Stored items
★ ★ ★ ★

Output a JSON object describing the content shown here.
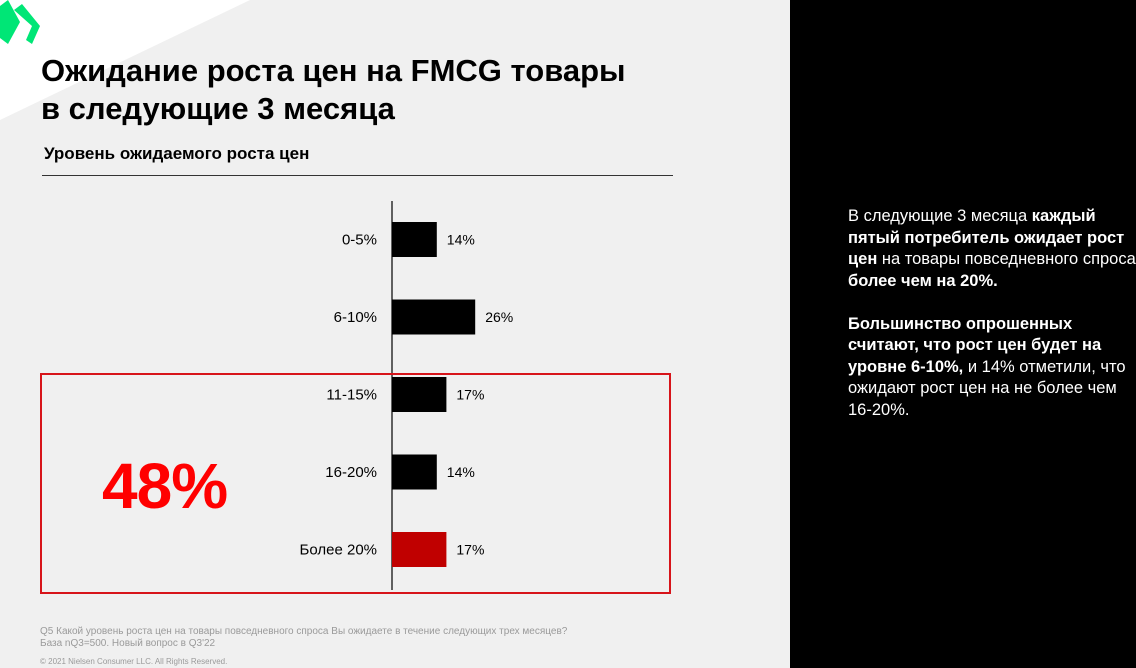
{
  "slide": {
    "title_line1": "Ожидание роста цен на FMCG товары",
    "title_line2": "в следующие 3 месяца",
    "highlight_total": "48%",
    "footnote_line1": "Q5  Какой уровень роста цен на товары повседневного спроса Вы ожидаете в течение следующих трех месяцев?",
    "footnote_line2": "База nQ3=500. Новый вопрос в Q3'22",
    "copyright": "© 2021 Nielsen Consumer LLC. All Rights Reserved.",
    "logo_icon": "nielsen-chevron-logo-icon"
  },
  "chart_data": {
    "type": "bar",
    "orientation": "horizontal",
    "title": "Уровень ожидаемого роста цен",
    "categories": [
      "0-5%",
      "6-10%",
      "11-15%",
      "16-20%",
      "Более 20%"
    ],
    "values": [
      14,
      26,
      17,
      14,
      17
    ],
    "labels": [
      "14%",
      "26%",
      "17%",
      "14%",
      "17%"
    ],
    "unit": "%",
    "bar_colors": [
      "#000000",
      "#000000",
      "#000000",
      "#000000",
      "#c00000"
    ],
    "highlighted_categories": [
      "11-15%",
      "16-20%",
      "Более 20%"
    ],
    "xlim": [
      0,
      100
    ],
    "grid": false,
    "legend": "none"
  },
  "panel": {
    "p1": [
      {
        "text": "В следующие 3 месяца ",
        "bold": false
      },
      {
        "text": "каждый пятый потребитель ожидает рост цен",
        "bold": true
      },
      {
        "text": " на товары повседневного спроса ",
        "bold": false
      },
      {
        "text": "более чем на 20%.",
        "bold": true
      }
    ],
    "p2": [
      {
        "text": "Большинство опрошенных считают, что рост цен будет на уровне 6-10%,",
        "bold": true
      },
      {
        "text": " и 14% отметили, что ожидают рост цен на не более чем 16-20%.",
        "bold": false
      }
    ]
  },
  "colors": {
    "accent_green": "#00e676",
    "accent_red": "#d7141a",
    "big_number_red": "#ff0000",
    "panel_bg": "#000000"
  }
}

★ ★ ★ ★

** What is required **
Where a line above includes "text", copy that line.

** Written answer **
        "text": "В следующие 3 месяца ",
        "text": "каждый пятый потребитель ожидает рост цен",
        "text": " на товары повседневного спроса ",
        "text": "более чем на 20%.",
        "text": "Большинство опрошенных считают, что рост цен будет на уровне 6-10%,",
        "text": " и 14% отметили, что ожидают рост цен на не более чем 16-20%.",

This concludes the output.